Written exercise: Copy out all of the data below with no alterations.

Data provided:
⁂
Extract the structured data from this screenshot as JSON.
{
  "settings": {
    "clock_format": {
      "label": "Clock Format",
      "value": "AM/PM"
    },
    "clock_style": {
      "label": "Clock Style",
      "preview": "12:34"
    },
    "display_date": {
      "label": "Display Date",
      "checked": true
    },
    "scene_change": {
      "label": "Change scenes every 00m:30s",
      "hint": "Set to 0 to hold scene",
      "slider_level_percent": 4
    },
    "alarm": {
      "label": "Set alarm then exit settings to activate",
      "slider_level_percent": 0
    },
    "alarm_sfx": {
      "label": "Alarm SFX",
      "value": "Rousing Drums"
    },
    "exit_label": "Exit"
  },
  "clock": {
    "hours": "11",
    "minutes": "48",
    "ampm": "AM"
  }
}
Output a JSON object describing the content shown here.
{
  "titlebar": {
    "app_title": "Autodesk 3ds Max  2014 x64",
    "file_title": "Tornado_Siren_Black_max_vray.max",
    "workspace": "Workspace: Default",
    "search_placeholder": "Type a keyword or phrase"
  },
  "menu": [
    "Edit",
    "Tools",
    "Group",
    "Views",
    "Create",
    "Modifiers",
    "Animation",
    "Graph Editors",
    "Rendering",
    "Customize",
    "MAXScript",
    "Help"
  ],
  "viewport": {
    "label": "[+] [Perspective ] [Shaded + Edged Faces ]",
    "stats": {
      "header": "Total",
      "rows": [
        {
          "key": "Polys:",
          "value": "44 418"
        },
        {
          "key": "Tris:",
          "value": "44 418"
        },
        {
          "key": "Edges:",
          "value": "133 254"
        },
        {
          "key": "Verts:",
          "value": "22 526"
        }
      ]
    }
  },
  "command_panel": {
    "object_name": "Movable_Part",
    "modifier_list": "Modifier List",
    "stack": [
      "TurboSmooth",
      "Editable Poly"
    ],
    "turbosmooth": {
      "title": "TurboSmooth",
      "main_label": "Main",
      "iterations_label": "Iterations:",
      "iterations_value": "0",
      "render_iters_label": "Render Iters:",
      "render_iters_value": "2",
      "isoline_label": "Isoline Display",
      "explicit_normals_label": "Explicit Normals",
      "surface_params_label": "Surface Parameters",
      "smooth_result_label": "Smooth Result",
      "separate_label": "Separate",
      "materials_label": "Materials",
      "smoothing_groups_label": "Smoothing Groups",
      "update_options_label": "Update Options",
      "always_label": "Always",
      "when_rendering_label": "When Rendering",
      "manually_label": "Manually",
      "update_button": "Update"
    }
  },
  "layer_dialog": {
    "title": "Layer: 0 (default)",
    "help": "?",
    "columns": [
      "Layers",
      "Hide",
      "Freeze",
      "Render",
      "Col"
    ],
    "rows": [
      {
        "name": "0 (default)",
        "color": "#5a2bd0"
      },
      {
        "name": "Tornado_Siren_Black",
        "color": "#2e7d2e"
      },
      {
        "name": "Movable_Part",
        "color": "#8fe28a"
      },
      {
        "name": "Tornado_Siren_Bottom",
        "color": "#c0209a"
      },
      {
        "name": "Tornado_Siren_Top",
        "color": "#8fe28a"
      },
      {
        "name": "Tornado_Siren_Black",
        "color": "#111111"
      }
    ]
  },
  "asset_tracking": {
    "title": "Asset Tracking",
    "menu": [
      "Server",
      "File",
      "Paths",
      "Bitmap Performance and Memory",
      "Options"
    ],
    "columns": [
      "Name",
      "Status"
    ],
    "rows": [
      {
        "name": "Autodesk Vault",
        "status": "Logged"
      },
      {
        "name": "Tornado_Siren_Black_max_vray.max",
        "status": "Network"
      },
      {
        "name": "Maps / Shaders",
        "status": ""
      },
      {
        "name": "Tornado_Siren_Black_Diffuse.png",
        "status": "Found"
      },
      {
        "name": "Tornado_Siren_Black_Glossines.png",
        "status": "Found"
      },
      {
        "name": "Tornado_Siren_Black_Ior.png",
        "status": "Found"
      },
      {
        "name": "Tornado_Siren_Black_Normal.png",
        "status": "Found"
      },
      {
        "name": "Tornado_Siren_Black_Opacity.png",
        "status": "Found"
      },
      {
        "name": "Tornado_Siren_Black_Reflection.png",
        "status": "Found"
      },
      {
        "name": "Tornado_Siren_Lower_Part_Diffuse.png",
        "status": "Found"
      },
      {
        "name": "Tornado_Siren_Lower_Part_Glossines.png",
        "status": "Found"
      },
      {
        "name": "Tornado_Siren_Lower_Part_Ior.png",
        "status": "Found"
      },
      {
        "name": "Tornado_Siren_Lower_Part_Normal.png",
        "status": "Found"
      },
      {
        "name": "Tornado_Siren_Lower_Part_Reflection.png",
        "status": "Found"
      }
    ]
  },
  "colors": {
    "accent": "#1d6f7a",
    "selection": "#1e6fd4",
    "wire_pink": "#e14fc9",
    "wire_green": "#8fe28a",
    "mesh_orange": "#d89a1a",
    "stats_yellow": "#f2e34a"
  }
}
⁂
The answer:
Extract the structured data from this screenshot as JSON.
{
  "settings": {
    "clock_format": {
      "label": "Clock Format",
      "value": "AM/PM"
    },
    "clock_style": {
      "label": "Clock Style",
      "preview": "12:34"
    },
    "display_date": {
      "label": "Display Date",
      "checked": true
    },
    "scene_change": {
      "label": "Change scenes every 00m:30s",
      "hint": "Set to 0 to hold scene",
      "slider_level_percent": 4
    },
    "alarm": {
      "label": "Set alarm then exit settings to activate",
      "slider_level_percent": 0
    },
    "alarm_sfx": {
      "label": "Alarm SFX",
      "value": "Rousing Drums"
    },
    "exit_label": "Exit"
  },
  "clock": {
    "hours": "11",
    "minutes": "48",
    "ampm": "AM"
  }
}
Output a JSON object describing the content shown here.
{
  "titlebar": {
    "app_title": "Autodesk 3ds Max  2014 x64",
    "file_title": "Tornado_Siren_Black_max_vray.max",
    "workspace": "Workspace: Default",
    "search_placeholder": "Type a keyword or phrase"
  },
  "menu": [
    "Edit",
    "Tools",
    "Group",
    "Views",
    "Create",
    "Modifiers",
    "Animation",
    "Graph Editors",
    "Rendering",
    "Customize",
    "MAXScript",
    "Help"
  ],
  "viewport": {
    "label": "[+] [Perspective ] [Shaded + Edged Faces ]",
    "stats": {
      "header": "Total",
      "rows": [
        {
          "key": "Polys:",
          "value": "44 418"
        },
        {
          "key": "Tris:",
          "value": "44 418"
        },
        {
          "key": "Edges:",
          "value": "133 254"
        },
        {
          "key": "Verts:",
          "value": "22 526"
        }
      ]
    }
  },
  "command_panel": {
    "object_name": "Movable_Part",
    "modifier_list": "Modifier List",
    "stack": [
      "TurboSmooth",
      "Editable Poly"
    ],
    "turbosmooth": {
      "title": "TurboSmooth",
      "main_label": "Main",
      "iterations_label": "Iterations:",
      "iterations_value": "0",
      "render_iters_label": "Render Iters:",
      "render_iters_value": "2",
      "isoline_label": "Isoline Display",
      "explicit_normals_label": "Explicit Normals",
      "surface_params_label": "Surface Parameters",
      "smooth_result_label": "Smooth Result",
      "separate_label": "Separate",
      "materials_label": "Materials",
      "smoothing_groups_label": "Smoothing Groups",
      "update_options_label": "Update Options",
      "always_label": "Always",
      "when_rendering_label": "When Rendering",
      "manually_label": "Manually",
      "update_button": "Update"
    }
  },
  "layer_dialog": {
    "title": "Layer: 0 (default)",
    "help": "?",
    "columns": [
      "Layers",
      "Hide",
      "Freeze",
      "Render",
      "Col"
    ],
    "rows": [
      {
        "name": "0 (default)",
        "color": "#5a2bd0"
      },
      {
        "name": "Tornado_Siren_Black",
        "color": "#2e7d2e"
      },
      {
        "name": "Movable_Part",
        "color": "#8fe28a"
      },
      {
        "name": "Tornado_Siren_Bottom",
        "color": "#c0209a"
      },
      {
        "name": "Tornado_Siren_Top",
        "color": "#8fe28a"
      },
      {
        "name": "Tornado_Siren_Black",
        "color": "#111111"
      }
    ]
  },
  "asset_tracking": {
    "title": "Asset Tracking",
    "menu": [
      "Server",
      "File",
      "Paths",
      "Bitmap Performance and Memory",
      "Options"
    ],
    "columns": [
      "Name",
      "Status"
    ],
    "rows": [
      {
        "name": "Autodesk Vault",
        "status": "Logged"
      },
      {
        "name": "Tornado_Siren_Black_max_vray.max",
        "status": "Network"
      },
      {
        "name": "Maps / Shaders",
        "status": ""
      },
      {
        "name": "Tornado_Siren_Black_Diffuse.png",
        "status": "Found"
      },
      {
        "name": "Tornado_Siren_Black_Glossines.png",
        "status": "Found"
      },
      {
        "name": "Tornado_Siren_Black_Ior.png",
        "status": "Found"
      },
      {
        "name": "Tornado_Siren_Black_Normal.png",
        "status": "Found"
      },
      {
        "name": "Tornado_Siren_Black_Opacity.png",
        "status": "Found"
      },
      {
        "name": "Tornado_Siren_Black_Reflection.png",
        "status": "Found"
      },
      {
        "name": "Tornado_Siren_Lower_Part_Diffuse.png",
        "status": "Found"
      },
      {
        "name": "Tornado_Siren_Lower_Part_Glossines.png",
        "status": "Found"
      },
      {
        "name": "Tornado_Siren_Lower_Part_Ior.png",
        "status": "Found"
      },
      {
        "name": "Tornado_Siren_Lower_Part_Normal.png",
        "status": "Found"
      },
      {
        "name": "Tornado_Siren_Lower_Part_Reflection.png",
        "status": "Found"
      }
    ]
  },
  "colors": {
    "accent": "#1d6f7a",
    "selection": "#1e6fd4",
    "wire_pink": "#e14fc9",
    "wire_green": "#8fe28a",
    "mesh_orange": "#d89a1a",
    "stats_yellow": "#f2e34a"
  }
}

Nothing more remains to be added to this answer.